■ **Set exercise**:
Please print every record below exactly as it appears.

start

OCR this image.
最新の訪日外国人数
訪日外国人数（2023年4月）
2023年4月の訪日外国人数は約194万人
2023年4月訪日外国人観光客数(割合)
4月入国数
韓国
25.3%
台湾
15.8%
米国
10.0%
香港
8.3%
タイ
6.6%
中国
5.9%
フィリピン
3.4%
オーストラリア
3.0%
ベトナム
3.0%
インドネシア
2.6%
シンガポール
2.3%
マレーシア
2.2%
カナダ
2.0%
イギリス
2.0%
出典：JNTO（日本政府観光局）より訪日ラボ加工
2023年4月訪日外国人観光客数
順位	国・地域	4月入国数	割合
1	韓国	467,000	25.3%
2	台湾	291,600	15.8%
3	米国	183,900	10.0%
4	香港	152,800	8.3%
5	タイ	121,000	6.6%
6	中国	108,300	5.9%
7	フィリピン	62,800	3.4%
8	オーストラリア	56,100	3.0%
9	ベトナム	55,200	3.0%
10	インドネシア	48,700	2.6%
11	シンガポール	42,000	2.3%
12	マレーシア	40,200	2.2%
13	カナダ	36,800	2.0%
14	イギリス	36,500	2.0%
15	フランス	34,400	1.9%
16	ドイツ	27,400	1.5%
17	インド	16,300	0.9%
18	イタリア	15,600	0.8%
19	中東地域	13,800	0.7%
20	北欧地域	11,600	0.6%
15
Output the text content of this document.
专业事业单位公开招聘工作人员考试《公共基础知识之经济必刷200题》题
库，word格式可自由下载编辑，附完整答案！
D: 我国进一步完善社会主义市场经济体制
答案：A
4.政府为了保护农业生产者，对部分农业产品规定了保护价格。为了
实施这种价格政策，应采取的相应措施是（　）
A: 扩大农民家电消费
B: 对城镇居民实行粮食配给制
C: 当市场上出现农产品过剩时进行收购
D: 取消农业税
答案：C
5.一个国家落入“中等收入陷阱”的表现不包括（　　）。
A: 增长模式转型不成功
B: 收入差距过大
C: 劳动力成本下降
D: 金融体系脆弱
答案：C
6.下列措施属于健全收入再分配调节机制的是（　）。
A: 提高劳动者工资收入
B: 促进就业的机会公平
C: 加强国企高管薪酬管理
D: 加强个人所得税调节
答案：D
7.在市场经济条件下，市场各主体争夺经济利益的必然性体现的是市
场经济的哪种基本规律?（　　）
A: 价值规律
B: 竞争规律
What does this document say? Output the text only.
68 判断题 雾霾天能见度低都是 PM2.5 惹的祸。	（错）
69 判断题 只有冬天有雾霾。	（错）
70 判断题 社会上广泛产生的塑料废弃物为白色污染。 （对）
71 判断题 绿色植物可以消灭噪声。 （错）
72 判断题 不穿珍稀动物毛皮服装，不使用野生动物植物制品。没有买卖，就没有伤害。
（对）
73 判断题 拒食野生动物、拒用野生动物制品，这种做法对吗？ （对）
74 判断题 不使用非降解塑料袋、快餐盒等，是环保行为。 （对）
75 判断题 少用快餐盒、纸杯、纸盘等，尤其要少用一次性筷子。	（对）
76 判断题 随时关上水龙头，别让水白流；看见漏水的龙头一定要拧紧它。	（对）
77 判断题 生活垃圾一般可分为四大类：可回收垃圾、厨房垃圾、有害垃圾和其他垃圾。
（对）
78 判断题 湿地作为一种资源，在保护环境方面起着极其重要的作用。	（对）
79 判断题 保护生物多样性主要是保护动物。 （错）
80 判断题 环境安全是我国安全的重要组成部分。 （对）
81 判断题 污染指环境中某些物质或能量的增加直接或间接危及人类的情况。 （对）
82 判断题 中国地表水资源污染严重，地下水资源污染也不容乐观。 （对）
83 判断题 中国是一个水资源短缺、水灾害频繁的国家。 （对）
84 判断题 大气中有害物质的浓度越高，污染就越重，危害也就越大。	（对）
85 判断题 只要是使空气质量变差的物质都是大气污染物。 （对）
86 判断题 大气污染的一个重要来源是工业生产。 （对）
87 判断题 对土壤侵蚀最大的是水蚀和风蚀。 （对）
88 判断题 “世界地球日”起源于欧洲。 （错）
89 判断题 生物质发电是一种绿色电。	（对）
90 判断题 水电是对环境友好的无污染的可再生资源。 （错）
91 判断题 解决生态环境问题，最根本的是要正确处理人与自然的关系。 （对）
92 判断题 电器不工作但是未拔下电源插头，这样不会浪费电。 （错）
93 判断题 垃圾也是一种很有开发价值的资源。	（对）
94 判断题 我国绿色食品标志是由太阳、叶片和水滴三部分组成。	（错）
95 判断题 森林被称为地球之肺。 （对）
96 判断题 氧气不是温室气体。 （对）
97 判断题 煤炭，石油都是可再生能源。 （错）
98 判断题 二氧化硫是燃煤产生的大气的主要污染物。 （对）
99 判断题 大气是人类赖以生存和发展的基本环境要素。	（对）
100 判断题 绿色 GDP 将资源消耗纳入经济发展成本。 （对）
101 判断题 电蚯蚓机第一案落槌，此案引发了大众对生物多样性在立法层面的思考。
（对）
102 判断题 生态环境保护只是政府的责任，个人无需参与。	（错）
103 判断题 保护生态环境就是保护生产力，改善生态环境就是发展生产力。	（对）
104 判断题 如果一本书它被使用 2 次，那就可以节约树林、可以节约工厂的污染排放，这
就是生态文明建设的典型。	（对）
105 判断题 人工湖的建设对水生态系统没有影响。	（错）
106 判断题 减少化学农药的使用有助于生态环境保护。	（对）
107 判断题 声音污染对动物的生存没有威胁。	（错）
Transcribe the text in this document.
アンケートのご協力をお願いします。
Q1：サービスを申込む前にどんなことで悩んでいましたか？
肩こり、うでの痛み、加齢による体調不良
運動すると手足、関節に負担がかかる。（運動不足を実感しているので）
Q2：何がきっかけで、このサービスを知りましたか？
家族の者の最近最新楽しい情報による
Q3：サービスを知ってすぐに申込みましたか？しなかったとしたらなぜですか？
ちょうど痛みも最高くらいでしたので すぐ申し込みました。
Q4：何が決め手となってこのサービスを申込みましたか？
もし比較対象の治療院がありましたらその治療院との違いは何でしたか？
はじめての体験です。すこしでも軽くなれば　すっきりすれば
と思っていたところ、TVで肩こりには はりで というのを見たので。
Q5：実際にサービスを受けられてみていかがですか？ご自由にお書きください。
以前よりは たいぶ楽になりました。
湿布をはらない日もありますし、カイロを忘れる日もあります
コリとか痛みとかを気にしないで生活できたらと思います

end

■ **Task solution**:
OCR this image.
最新の訪日外国人数
訪日外国人数（2023年4月）
2023年4月の訪日外国人数は約194万人
2023年4月訪日外国人観光客数(割合)
4月入国数
韓国
25.3%
台湾
15.8%
米国
10.0%
香港
8.3%
タイ
6.6%
中国
5.9%
フィリピン
3.4%
オーストラリア
3.0%
ベトナム
3.0%
インドネシア
2.6%
シンガポール
2.3%
マレーシア
2.2%
カナダ
2.0%
イギリス
2.0%
出典：JNTO（日本政府観光局）より訪日ラボ加工
2023年4月訪日外国人観光客数
順位	国・地域	4月入国数	割合
1	韓国	467,000	25.3%
2	台湾	291,600	15.8%
3	米国	183,900	10.0%
4	香港	152,800	8.3%
5	タイ	121,000	6.6%
6	中国	108,300	5.9%
7	フィリピン	62,800	3.4%
8	オーストラリア	56,100	3.0%
9	ベトナム	55,200	3.0%
10	インドネシア	48,700	2.6%
11	シンガポール	42,000	2.3%
12	マレーシア	40,200	2.2%
13	カナダ	36,800	2.0%
14	イギリス	36,500	2.0%
15	フランス	34,400	1.9%
16	ドイツ	27,400	1.5%
17	インド	16,300	0.9%
18	イタリア	15,600	0.8%
19	中東地域	13,800	0.7%
20	北欧地域	11,600	0.6%
15
Output the text content of this document.
专业事业单位公开招聘工作人员考试《公共基础知识之经济必刷200题》题
库，word格式可自由下载编辑，附完整答案！
D: 我国进一步完善社会主义市场经济体制
答案：A
4.政府为了保护农业生产者，对部分农业产品规定了保护价格。为了
实施这种价格政策，应采取的相应措施是（　）
A: 扩大农民家电消费
B: 对城镇居民实行粮食配给制
C: 当市场上出现农产品过剩时进行收购
D: 取消农业税
答案：C
5.一个国家落入“中等收入陷阱”的表现不包括（　　）。
A: 增长模式转型不成功
B: 收入差距过大
C: 劳动力成本下降
D: 金融体系脆弱
答案：C
6.下列措施属于健全收入再分配调节机制的是（　）。
A: 提高劳动者工资收入
B: 促进就业的机会公平
C: 加强国企高管薪酬管理
D: 加强个人所得税调节
答案：D
7.在市场经济条件下，市场各主体争夺经济利益的必然性体现的是市
场经济的哪种基本规律?（　　）
A: 价值规律
B: 竞争规律
What does this document say? Output the text only.
68 判断题 雾霾天能见度低都是 PM2.5 惹的祸。	（错）
69 判断题 只有冬天有雾霾。	（错）
70 判断题 社会上广泛产生的塑料废弃物为白色污染。 （对）
71 判断题 绿色植物可以消灭噪声。 （错）
72 判断题 不穿珍稀动物毛皮服装，不使用野生动物植物制品。没有买卖，就没有伤害。
（对）
73 判断题 拒食野生动物、拒用野生动物制品，这种做法对吗？ （对）
74 判断题 不使用非降解塑料袋、快餐盒等，是环保行为。 （对）
75 判断题 少用快餐盒、纸杯、纸盘等，尤其要少用一次性筷子。	（对）
76 判断题 随时关上水龙头，别让水白流；看见漏水的龙头一定要拧紧它。	（对）
77 判断题 生活垃圾一般可分为四大类：可回收垃圾、厨房垃圾、有害垃圾和其他垃圾。
（对）
78 判断题 湿地作为一种资源，在保护环境方面起着极其重要的作用。	（对）
79 判断题 保护生物多样性主要是保护动物。 （错）
80 判断题 环境安全是我国安全的重要组成部分。 （对）
81 判断题 污染指环境中某些物质或能量的增加直接或间接危及人类的情况。 （对）
82 判断题 中国地表水资源污染严重，地下水资源污染也不容乐观。 （对）
83 判断题 中国是一个水资源短缺、水灾害频繁的国家。 （对）
84 判断题 大气中有害物质的浓度越高，污染就越重，危害也就越大。	（对）
85 判断题 只要是使空气质量变差的物质都是大气污染物。 （对）
86 判断题 大气污染的一个重要来源是工业生产。 （对）
87 判断题 对土壤侵蚀最大的是水蚀和风蚀。 （对）
88 判断题 “世界地球日”起源于欧洲。 （错）
89 判断题 生物质发电是一种绿色电。	（对）
90 判断题 水电是对环境友好的无污染的可再生资源。 （错）
91 判断题 解决生态环境问题，最根本的是要正确处理人与自然的关系。 （对）
92 判断题 电器不工作但是未拔下电源插头，这样不会浪费电。 （错）
93 判断题 垃圾也是一种很有开发价值的资源。	（对）
94 判断题 我国绿色食品标志是由太阳、叶片和水滴三部分组成。	（错）
95 判断题 森林被称为地球之肺。 （对）
96 判断题 氧气不是温室气体。 （对）
97 判断题 煤炭，石油都是可再生能源。 （错）
98 判断题 二氧化硫是燃煤产生的大气的主要污染物。 （对）
99 判断题 大气是人类赖以生存和发展的基本环境要素。	（对）
100 判断题 绿色 GDP 将资源消耗纳入经济发展成本。 （对）
101 判断题 电蚯蚓机第一案落槌，此案引发了大众对生物多样性在立法层面的思考。
（对）
102 判断题 生态环境保护只是政府的责任，个人无需参与。	（错）
103 判断题 保护生态环境就是保护生产力，改善生态环境就是发展生产力。	（对）
104 判断题 如果一本书它被使用 2 次，那就可以节约树林、可以节约工厂的污染排放，这
就是生态文明建设的典型。	（对）
105 判断题 人工湖的建设对水生态系统没有影响。	（错）
106 判断题 减少化学农药的使用有助于生态环境保护。	（对）
107 判断题 声音污染对动物的生存没有威胁。	（错）
Transcribe the text in this document.
アンケートのご協力をお願いします。
Q1：サービスを申込む前にどんなことで悩んでいましたか？
肩こり、うでの痛み、加齢による体調不良
運動すると手足、関節に負担がかかる。（運動不足を実感しているので）
Q2：何がきっかけで、このサービスを知りましたか？
家族の者の最近最新楽しい情報による
Q3：サービスを知ってすぐに申込みましたか？しなかったとしたらなぜですか？
ちょうど痛みも最高くらいでしたので すぐ申し込みました。
Q4：何が決め手となってこのサービスを申込みましたか？
もし比較対象の治療院がありましたらその治療院との違いは何でしたか？
はじめての体験です。すこしでも軽くなれば　すっきりすれば
と思っていたところ、TVで肩こりには はりで というのを見たので。
Q5：実際にサービスを受けられてみていかがですか？ご自由にお書きください。
以前よりは たいぶ楽になりました。
湿布をはらない日もありますし、カイロを忘れる日もあります
コリとか痛みとかを気にしないで生活できたらと思います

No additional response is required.